→ WHAT THIS TASK INVOLVES:
Look through the records below, and copy out every line that holds the string "ngành".

→ THE DATA:
━━━━━━

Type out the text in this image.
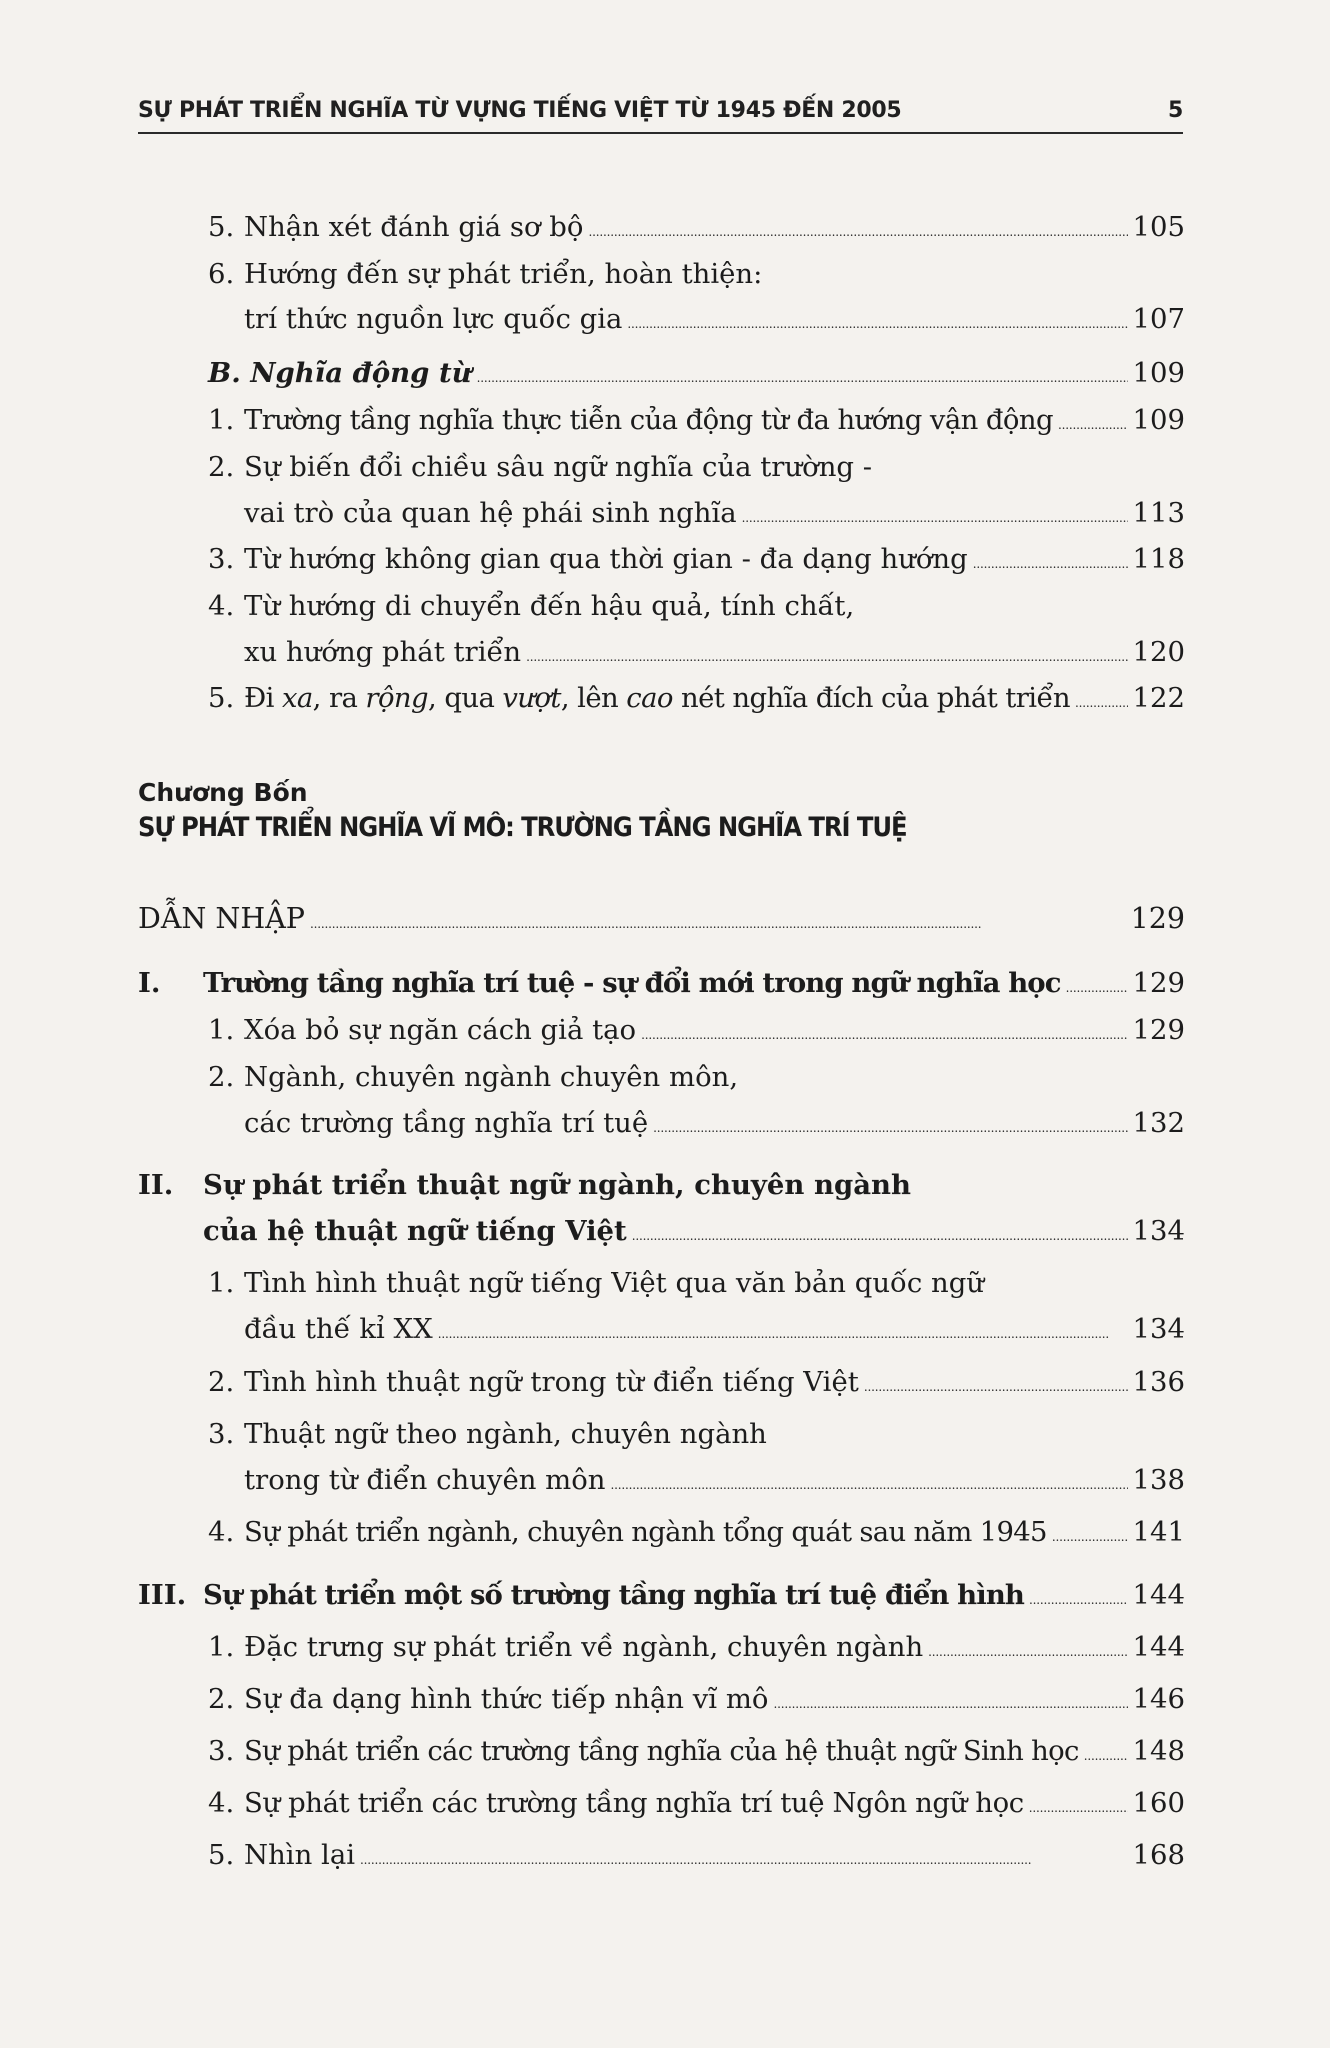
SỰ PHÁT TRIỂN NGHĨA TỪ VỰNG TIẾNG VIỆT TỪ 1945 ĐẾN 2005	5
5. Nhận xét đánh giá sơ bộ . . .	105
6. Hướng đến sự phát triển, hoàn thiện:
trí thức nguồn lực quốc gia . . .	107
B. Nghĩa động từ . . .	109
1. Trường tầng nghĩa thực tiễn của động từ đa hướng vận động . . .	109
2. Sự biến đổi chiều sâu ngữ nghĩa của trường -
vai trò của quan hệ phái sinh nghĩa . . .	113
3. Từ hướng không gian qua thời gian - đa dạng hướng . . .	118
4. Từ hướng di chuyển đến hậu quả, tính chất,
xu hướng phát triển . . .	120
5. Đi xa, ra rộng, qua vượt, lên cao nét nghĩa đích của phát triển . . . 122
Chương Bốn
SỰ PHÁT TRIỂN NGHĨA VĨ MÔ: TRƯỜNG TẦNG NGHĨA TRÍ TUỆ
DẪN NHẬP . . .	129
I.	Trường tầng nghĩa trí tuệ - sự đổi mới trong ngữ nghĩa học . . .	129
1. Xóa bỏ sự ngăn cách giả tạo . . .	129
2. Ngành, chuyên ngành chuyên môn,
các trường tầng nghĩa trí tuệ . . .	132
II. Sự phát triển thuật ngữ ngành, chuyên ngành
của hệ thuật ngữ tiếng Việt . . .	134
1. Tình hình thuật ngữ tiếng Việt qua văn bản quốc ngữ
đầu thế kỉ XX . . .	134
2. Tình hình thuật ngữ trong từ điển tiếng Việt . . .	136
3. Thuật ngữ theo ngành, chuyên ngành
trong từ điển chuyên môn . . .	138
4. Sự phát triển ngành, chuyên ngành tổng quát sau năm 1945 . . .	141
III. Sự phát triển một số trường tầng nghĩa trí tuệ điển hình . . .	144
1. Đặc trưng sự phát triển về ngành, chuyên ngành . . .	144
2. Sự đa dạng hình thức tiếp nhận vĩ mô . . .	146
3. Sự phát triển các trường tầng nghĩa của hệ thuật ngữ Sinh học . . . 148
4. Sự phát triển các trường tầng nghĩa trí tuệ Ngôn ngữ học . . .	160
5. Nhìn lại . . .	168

━━━━━━

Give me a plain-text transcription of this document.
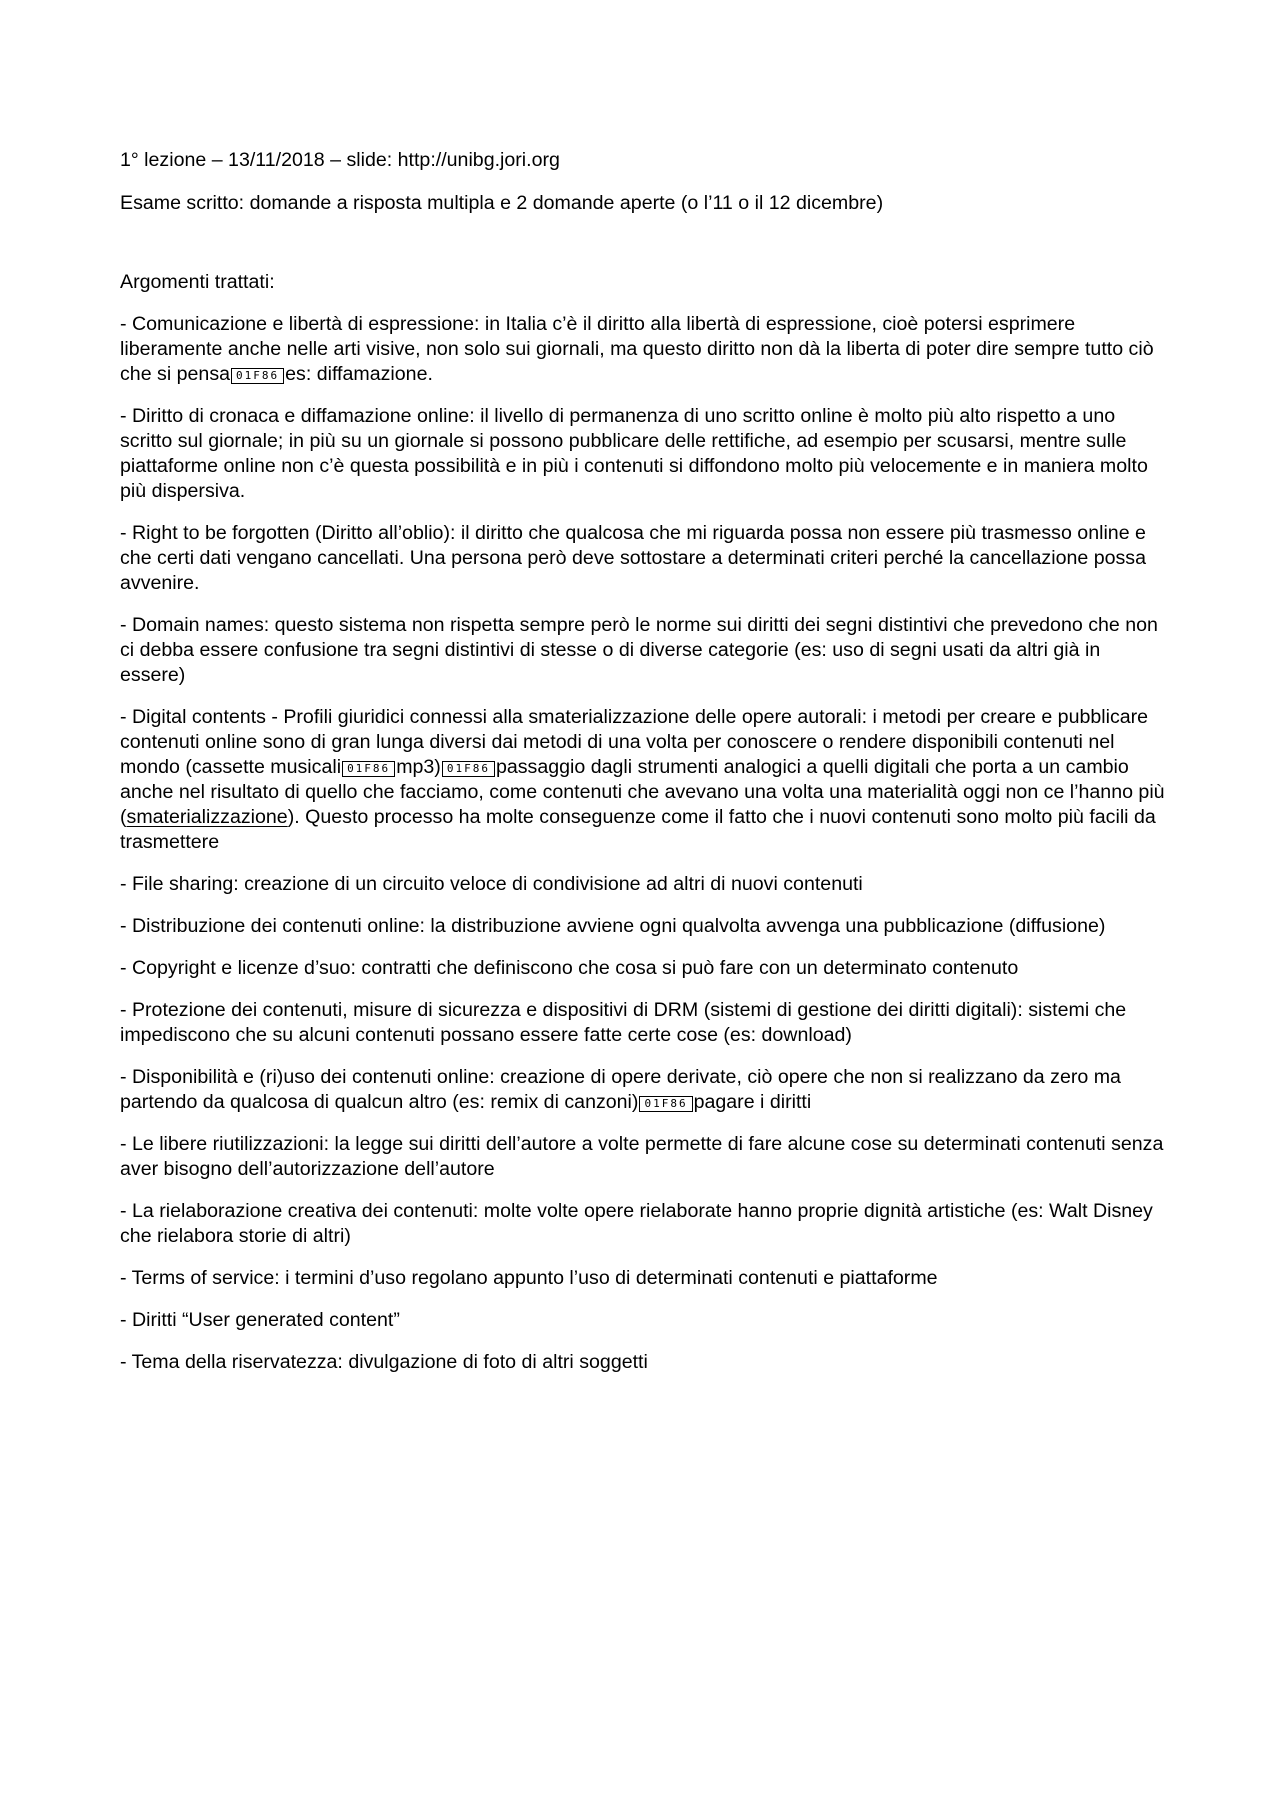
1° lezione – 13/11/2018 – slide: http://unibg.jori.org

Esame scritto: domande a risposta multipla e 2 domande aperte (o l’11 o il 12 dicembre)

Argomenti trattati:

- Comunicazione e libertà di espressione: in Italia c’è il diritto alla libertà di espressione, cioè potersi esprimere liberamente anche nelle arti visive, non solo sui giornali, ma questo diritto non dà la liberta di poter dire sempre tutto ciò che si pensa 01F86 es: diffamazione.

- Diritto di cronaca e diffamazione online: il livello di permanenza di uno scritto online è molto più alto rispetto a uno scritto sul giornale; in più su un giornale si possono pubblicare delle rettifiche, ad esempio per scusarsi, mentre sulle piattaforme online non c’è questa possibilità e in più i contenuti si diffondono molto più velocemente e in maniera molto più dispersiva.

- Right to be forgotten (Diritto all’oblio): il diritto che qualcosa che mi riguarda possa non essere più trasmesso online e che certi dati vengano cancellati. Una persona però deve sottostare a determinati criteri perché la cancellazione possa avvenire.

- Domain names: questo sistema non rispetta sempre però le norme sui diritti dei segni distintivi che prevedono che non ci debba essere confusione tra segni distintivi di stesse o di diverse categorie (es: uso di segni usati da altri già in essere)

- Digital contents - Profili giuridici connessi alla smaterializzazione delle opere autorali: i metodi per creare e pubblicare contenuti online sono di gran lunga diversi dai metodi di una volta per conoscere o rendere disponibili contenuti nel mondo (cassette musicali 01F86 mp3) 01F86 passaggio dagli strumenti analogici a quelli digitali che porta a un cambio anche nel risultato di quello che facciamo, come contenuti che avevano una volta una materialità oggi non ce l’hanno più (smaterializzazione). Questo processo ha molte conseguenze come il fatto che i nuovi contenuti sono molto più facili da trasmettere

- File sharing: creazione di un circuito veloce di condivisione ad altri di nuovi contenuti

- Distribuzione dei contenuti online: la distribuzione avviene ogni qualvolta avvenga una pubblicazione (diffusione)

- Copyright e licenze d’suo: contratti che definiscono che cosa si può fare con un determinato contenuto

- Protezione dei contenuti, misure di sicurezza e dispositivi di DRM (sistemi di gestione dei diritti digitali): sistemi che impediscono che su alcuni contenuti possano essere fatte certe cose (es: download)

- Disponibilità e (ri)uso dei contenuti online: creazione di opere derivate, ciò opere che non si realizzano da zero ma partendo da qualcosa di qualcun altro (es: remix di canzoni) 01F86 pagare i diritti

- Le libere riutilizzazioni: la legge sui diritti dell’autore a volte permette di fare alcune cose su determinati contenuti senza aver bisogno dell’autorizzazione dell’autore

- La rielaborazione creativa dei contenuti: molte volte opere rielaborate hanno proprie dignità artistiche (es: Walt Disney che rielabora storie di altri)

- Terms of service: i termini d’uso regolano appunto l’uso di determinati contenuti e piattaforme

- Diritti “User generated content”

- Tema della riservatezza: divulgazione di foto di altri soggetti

━━━━━━

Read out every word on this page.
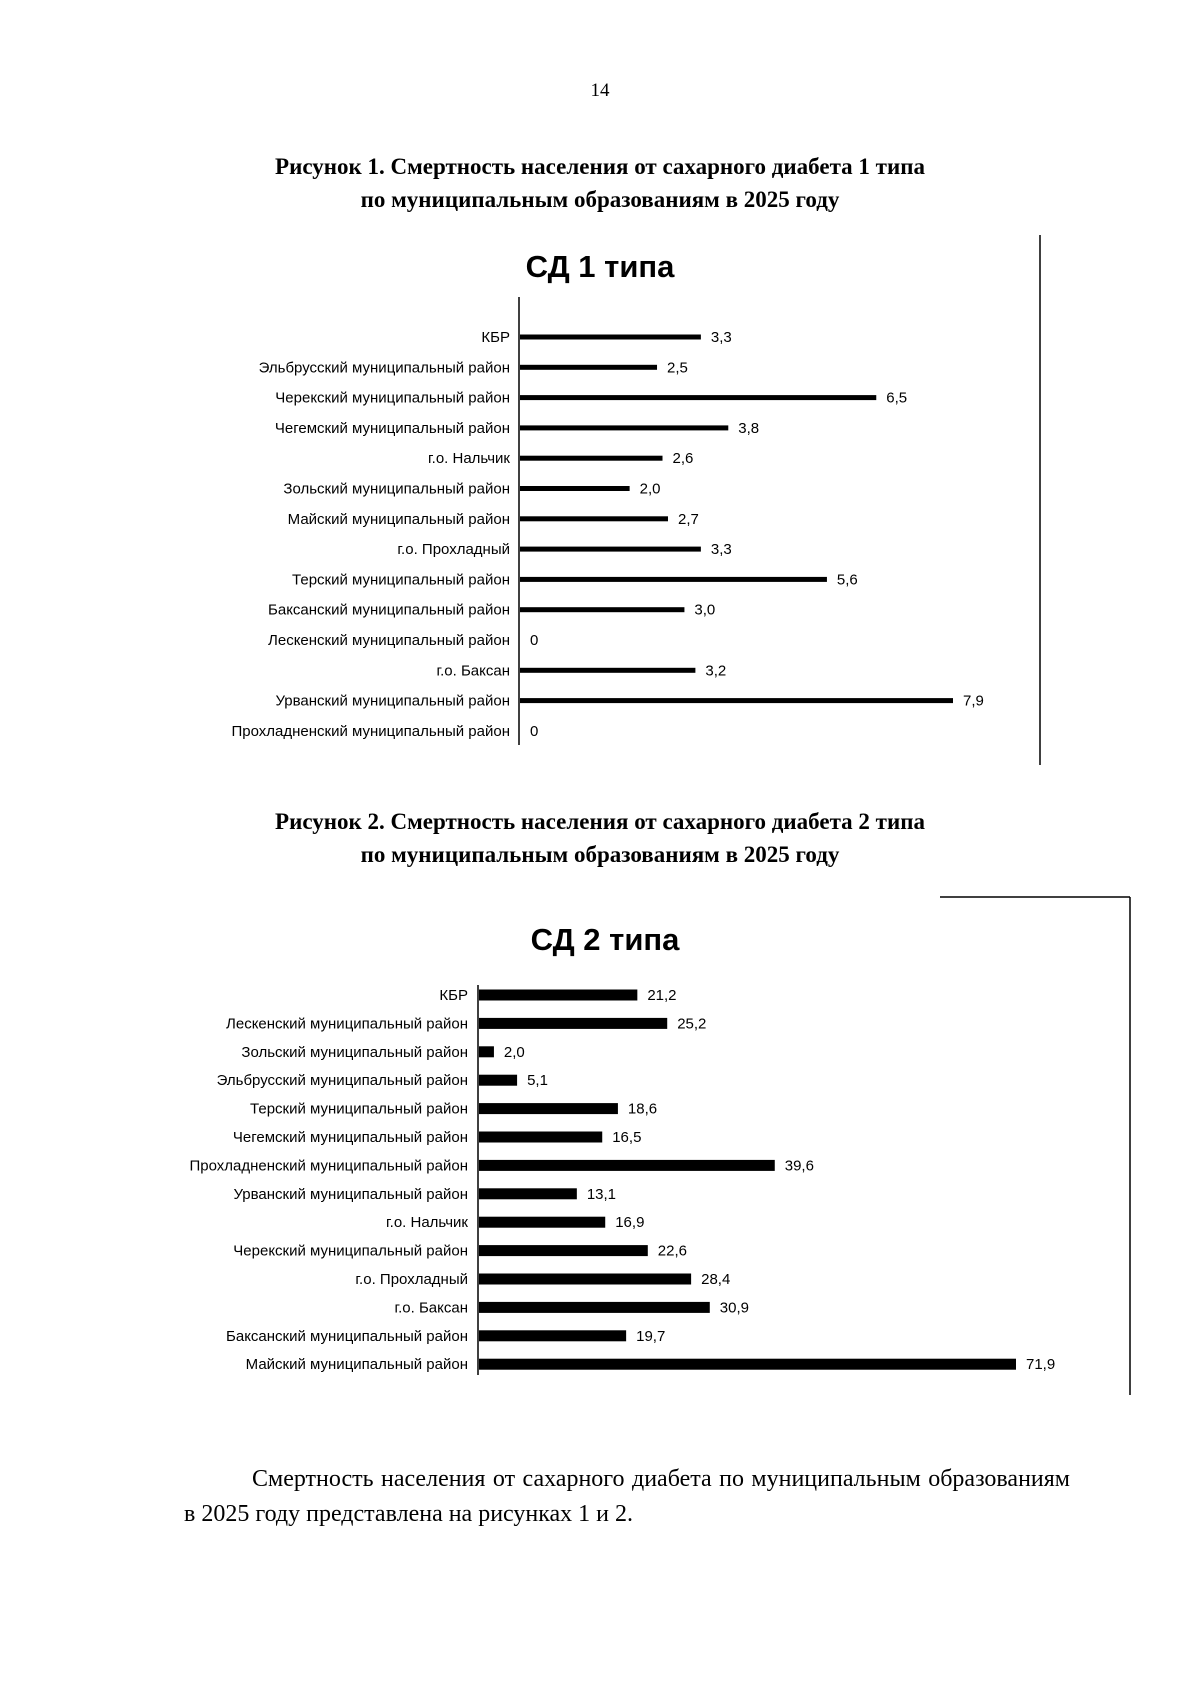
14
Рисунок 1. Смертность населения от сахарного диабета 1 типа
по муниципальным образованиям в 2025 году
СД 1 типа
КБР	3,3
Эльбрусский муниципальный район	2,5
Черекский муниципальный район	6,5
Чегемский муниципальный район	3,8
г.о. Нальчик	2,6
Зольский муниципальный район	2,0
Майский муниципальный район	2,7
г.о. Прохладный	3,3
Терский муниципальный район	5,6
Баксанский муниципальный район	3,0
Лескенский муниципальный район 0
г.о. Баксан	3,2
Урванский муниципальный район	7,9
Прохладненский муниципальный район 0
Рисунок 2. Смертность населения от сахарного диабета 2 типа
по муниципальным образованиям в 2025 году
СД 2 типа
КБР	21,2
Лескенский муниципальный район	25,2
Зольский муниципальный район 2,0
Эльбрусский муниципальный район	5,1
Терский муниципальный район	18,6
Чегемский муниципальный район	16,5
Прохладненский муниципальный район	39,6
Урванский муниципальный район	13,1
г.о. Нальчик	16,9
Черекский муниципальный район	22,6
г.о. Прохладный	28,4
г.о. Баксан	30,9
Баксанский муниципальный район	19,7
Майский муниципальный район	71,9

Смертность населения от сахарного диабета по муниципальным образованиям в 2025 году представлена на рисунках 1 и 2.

━━━━━━

→ OUTPUT:
2. Ngành, chuyên ngành chuyên môn,
II. Sự phát triển thuật ngữ ngành, chuyên ngành
3. Thuật ngữ theo ngành, chuyên ngành
4. Sự phát triển ngành, chuyên ngành tổng quát sau năm 1945 . . .	141
1. Đặc trưng sự phát triển về ngành, chuyên ngành . . .	144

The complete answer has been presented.